• Records to use
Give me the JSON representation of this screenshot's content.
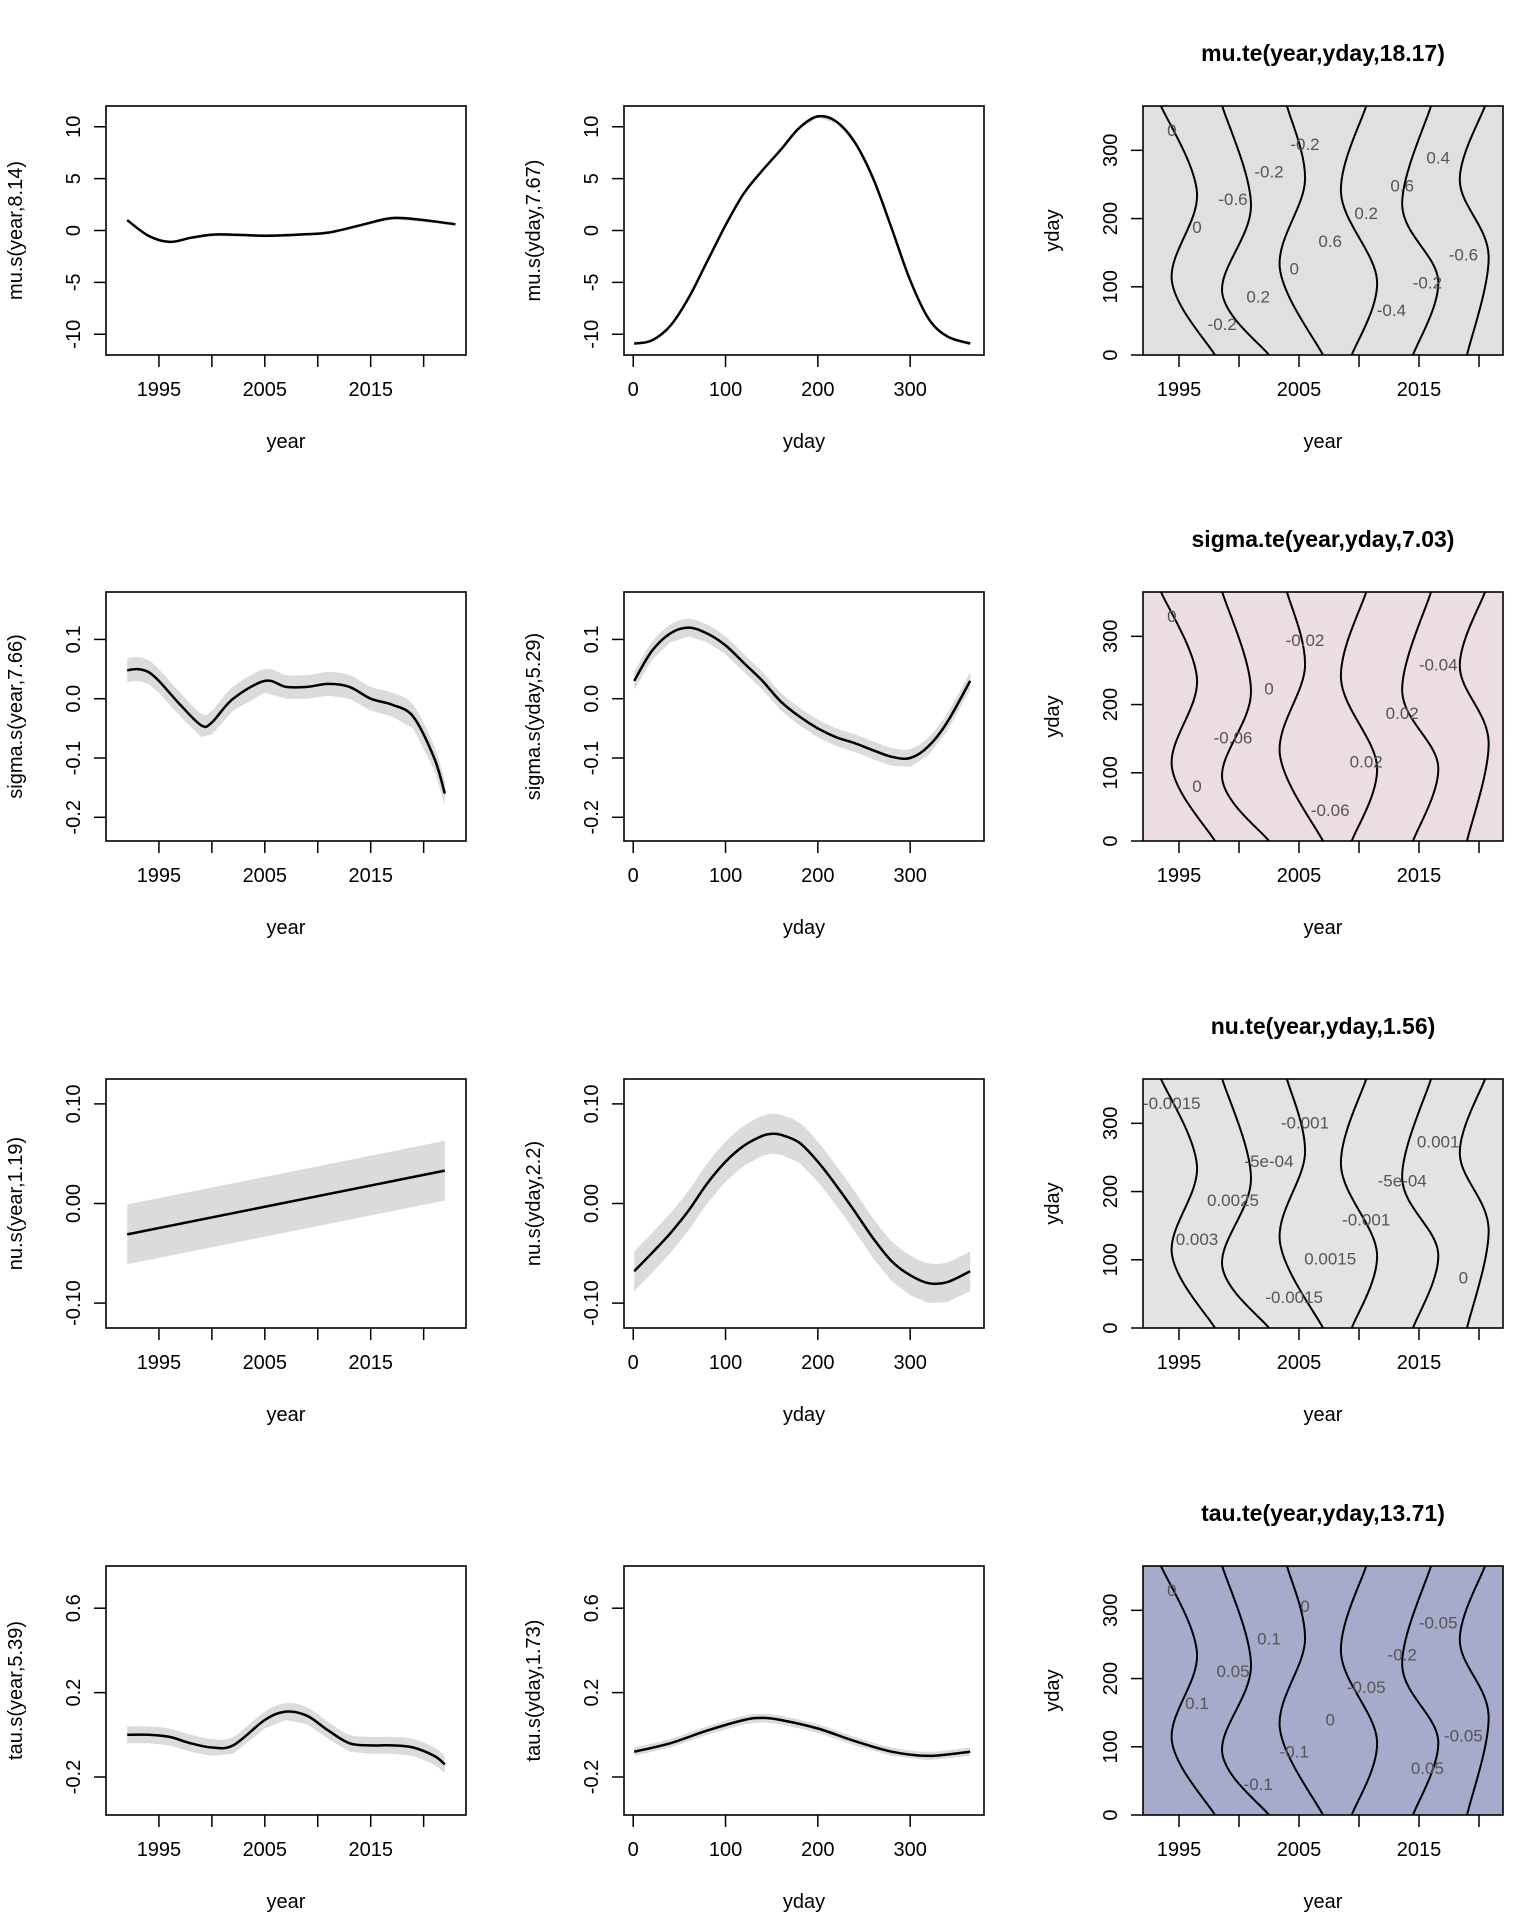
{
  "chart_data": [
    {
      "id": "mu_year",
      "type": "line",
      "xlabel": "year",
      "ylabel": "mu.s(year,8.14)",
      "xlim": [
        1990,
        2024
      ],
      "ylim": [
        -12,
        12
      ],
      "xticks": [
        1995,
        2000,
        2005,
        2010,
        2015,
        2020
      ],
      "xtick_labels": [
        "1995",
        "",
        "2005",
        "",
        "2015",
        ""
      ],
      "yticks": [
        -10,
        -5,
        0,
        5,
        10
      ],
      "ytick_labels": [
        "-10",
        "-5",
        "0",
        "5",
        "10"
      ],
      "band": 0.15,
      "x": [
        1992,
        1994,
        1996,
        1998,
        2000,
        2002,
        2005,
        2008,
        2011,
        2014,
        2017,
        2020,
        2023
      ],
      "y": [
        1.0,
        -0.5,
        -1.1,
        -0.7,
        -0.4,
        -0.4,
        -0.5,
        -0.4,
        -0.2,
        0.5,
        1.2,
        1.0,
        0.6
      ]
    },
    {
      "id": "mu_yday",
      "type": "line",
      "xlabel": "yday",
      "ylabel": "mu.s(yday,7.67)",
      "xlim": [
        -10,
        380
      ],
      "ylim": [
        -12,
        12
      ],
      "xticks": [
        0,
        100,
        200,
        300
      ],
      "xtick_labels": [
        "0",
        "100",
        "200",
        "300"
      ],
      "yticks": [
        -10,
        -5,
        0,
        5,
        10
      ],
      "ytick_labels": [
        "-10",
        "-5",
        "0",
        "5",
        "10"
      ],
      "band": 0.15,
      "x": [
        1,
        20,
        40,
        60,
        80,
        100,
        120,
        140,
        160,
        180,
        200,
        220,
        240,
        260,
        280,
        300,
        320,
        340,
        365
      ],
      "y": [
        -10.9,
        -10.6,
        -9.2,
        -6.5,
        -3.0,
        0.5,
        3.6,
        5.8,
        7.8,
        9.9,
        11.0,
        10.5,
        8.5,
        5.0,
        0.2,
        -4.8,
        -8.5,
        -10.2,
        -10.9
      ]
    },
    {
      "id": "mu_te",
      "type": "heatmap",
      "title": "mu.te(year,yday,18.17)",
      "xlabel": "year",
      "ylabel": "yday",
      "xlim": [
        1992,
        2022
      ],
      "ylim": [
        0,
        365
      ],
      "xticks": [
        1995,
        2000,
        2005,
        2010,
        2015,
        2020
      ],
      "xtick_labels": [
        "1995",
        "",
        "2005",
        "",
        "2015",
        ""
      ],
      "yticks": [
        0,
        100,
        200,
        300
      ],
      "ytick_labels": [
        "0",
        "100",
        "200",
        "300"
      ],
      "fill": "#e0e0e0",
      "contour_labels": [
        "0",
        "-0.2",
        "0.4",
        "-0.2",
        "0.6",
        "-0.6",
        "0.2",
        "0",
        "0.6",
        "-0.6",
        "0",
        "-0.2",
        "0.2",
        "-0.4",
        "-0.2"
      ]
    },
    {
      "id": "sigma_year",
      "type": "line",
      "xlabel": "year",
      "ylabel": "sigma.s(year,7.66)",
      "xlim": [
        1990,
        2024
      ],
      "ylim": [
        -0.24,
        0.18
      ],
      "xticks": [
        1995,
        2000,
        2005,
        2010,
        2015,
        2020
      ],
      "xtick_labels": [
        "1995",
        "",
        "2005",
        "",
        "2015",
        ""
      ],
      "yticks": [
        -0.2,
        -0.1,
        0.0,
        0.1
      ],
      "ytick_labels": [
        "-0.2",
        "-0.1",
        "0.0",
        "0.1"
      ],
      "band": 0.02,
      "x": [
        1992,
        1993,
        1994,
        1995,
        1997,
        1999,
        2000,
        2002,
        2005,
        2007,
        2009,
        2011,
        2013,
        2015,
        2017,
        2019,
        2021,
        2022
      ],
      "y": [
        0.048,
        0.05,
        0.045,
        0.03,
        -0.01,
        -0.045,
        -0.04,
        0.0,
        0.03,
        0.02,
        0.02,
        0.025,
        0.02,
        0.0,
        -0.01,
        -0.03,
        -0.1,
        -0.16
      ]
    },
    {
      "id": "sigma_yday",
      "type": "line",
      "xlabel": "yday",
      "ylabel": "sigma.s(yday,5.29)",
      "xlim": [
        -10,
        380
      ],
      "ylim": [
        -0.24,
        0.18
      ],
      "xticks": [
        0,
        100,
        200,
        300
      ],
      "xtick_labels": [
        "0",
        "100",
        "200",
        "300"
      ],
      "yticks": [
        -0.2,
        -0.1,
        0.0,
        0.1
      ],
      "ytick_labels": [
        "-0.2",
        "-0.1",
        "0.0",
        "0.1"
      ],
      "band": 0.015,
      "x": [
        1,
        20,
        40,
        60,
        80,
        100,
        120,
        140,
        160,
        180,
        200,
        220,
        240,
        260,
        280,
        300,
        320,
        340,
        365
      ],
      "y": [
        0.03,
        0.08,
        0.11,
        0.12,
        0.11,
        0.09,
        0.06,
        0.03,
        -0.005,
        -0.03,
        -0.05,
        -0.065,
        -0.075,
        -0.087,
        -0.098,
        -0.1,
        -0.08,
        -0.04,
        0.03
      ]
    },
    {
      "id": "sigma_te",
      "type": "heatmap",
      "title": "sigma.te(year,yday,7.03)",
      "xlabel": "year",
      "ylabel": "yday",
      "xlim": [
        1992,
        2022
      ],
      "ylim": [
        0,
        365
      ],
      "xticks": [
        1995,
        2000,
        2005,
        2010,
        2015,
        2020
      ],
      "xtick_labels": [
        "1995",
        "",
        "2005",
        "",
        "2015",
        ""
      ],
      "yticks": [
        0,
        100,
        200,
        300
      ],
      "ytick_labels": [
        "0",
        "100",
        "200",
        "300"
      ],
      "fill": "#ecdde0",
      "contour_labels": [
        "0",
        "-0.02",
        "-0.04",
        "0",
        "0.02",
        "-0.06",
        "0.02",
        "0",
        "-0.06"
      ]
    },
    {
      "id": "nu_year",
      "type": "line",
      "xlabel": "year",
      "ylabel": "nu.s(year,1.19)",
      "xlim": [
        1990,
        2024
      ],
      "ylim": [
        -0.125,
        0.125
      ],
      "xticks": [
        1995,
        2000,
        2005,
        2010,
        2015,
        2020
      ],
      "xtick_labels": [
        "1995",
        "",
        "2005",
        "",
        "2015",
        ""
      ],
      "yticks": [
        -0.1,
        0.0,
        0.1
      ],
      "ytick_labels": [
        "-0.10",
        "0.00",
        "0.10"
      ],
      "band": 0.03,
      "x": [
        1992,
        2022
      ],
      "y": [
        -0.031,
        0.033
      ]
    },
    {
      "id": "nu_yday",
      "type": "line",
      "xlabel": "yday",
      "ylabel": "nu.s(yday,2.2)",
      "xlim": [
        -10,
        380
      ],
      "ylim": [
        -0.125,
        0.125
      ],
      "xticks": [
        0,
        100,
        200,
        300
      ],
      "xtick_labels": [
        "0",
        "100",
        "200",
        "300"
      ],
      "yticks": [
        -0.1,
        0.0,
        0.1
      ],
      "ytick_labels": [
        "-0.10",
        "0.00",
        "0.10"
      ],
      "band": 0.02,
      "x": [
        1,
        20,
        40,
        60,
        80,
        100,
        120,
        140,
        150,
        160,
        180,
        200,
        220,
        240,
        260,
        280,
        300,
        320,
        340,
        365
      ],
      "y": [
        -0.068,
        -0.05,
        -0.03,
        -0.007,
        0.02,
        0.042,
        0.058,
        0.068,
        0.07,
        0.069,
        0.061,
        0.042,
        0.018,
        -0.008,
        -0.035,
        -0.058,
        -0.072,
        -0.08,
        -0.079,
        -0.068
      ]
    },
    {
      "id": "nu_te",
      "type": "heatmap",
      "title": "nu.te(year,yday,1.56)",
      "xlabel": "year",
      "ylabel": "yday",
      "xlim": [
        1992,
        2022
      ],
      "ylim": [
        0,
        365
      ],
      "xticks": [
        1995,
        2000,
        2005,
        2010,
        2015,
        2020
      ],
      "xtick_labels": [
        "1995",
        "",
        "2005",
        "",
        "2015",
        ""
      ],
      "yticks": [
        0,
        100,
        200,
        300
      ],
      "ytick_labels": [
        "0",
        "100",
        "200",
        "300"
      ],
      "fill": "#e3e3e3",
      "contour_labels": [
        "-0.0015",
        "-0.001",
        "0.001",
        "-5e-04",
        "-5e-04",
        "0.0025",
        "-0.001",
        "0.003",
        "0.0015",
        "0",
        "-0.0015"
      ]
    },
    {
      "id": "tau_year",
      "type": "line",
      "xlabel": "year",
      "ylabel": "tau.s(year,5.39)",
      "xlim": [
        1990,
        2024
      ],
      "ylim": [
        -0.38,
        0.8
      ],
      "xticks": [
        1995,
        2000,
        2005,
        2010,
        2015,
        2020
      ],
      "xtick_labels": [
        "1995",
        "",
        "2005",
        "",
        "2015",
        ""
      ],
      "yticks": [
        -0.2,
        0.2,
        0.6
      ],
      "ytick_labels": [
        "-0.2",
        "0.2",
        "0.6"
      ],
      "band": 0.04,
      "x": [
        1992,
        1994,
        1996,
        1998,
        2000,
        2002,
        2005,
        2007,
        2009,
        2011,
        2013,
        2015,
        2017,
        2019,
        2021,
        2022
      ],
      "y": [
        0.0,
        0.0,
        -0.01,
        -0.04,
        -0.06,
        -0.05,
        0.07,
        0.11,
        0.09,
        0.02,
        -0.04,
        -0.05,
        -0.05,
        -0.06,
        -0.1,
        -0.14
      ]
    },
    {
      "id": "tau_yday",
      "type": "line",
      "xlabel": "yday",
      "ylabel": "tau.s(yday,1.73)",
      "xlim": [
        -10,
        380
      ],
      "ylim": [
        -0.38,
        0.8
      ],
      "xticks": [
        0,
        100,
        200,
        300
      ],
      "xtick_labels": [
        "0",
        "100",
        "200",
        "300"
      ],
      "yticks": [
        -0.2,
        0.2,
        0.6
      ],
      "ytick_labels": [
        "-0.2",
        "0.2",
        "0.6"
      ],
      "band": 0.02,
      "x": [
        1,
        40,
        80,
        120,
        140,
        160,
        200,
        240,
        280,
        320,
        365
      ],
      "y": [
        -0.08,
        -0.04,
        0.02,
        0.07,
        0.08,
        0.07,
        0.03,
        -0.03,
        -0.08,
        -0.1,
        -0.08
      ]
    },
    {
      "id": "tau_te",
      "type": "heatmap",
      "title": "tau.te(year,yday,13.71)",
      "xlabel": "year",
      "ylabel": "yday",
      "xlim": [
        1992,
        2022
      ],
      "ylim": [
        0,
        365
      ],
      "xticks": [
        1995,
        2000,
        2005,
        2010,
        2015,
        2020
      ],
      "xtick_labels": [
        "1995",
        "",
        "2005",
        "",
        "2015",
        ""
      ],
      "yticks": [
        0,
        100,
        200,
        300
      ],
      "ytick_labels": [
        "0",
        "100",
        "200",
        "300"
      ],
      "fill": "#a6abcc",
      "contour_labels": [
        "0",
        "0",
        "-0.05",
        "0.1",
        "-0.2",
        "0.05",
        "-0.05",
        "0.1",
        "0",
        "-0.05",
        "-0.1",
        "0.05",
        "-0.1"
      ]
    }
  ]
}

==

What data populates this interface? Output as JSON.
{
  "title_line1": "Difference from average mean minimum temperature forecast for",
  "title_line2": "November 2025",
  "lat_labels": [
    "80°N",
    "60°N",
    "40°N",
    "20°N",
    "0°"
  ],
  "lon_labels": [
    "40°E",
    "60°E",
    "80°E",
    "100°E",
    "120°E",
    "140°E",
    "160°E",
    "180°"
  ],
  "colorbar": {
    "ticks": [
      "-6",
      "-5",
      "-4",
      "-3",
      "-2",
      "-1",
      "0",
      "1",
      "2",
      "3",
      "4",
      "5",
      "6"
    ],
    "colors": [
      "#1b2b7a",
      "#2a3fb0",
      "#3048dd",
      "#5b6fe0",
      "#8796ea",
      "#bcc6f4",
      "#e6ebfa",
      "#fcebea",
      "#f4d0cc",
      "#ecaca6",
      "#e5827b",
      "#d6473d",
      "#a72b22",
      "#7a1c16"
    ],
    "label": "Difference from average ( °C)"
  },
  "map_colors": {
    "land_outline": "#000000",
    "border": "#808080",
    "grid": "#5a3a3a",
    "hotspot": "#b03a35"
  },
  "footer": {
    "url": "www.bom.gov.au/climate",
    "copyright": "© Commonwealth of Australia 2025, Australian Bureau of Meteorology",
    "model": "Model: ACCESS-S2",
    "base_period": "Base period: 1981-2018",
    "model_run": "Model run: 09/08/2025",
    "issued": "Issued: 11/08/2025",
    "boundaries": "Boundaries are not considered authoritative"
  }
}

--

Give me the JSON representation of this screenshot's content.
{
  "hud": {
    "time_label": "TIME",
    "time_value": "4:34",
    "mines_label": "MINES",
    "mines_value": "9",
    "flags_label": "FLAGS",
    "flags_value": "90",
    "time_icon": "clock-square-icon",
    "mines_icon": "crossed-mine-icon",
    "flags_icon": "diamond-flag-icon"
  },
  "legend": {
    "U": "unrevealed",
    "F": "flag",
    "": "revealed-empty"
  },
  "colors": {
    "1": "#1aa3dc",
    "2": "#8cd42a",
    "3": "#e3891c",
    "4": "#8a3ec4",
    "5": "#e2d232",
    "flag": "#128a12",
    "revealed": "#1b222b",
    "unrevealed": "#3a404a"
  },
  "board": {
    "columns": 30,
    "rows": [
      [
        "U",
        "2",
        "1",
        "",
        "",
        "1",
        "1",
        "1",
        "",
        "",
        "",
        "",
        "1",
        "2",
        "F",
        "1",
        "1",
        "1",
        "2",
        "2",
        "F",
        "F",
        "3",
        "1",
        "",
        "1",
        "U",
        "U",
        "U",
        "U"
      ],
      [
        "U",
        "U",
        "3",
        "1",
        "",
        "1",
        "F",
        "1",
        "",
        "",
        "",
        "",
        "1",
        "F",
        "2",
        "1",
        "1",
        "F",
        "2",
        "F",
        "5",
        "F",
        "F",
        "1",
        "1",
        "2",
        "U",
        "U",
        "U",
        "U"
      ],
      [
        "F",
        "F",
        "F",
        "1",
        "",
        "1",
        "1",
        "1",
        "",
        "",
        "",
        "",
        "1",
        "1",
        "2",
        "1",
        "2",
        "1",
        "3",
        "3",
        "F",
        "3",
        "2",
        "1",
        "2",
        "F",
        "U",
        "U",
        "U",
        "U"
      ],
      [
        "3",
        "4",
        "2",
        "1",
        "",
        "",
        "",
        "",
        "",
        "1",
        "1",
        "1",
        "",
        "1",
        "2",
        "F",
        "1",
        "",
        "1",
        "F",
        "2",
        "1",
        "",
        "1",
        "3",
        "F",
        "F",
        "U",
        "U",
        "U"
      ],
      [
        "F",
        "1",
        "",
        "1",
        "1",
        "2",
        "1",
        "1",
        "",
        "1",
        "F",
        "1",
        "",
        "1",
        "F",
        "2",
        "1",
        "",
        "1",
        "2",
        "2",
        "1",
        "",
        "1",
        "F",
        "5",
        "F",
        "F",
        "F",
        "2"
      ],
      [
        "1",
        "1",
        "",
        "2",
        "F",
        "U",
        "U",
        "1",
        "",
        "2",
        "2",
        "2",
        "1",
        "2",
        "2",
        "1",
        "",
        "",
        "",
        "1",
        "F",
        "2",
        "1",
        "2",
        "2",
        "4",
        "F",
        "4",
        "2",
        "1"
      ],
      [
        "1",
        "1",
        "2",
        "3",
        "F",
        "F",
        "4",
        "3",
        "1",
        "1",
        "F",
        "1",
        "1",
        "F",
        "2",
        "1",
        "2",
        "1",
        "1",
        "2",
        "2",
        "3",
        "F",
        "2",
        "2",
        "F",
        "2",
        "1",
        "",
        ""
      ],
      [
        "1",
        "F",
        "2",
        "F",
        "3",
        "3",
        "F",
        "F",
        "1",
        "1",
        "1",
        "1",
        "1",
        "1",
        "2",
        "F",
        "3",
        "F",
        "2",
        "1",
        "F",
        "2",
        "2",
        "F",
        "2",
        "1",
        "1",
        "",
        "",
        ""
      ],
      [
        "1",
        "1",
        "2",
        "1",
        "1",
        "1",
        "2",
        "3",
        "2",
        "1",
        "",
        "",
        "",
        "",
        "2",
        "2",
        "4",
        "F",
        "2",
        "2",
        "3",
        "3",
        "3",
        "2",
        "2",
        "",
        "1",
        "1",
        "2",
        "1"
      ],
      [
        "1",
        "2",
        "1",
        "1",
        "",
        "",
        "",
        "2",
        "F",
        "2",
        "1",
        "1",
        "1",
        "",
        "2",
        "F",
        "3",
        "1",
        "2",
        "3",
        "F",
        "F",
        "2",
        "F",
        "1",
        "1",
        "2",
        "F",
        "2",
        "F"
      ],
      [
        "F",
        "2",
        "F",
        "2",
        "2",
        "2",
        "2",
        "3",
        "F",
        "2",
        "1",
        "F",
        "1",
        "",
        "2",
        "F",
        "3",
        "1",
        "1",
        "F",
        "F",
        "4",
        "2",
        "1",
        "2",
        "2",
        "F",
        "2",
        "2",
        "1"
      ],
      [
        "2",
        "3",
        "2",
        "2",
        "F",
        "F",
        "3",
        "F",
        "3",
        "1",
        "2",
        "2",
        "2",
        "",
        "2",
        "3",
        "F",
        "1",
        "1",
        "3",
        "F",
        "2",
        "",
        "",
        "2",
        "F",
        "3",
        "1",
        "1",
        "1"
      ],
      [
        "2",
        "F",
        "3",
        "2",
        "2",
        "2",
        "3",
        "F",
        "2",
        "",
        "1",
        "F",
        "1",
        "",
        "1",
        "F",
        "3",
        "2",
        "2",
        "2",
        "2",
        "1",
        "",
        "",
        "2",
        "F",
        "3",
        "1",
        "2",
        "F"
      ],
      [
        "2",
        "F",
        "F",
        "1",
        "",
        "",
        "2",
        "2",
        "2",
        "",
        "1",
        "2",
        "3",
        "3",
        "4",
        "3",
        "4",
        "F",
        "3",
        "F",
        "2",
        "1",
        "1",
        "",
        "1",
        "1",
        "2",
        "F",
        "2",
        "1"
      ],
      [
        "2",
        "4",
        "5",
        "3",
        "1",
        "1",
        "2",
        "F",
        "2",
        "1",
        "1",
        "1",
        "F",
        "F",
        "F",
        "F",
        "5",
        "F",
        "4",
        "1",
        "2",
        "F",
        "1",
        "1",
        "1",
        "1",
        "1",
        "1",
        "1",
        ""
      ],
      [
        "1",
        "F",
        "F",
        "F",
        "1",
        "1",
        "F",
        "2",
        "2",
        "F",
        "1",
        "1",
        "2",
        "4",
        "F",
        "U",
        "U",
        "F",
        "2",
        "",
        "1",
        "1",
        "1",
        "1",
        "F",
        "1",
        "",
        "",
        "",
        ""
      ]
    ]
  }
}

• Work to be completed
Copy out every line of the material above that mentions the word "Difference".

• Written answer
  "title_line1": "Difference from average mean minimum temperature forecast for",
    "label": "Difference from average ( °C)"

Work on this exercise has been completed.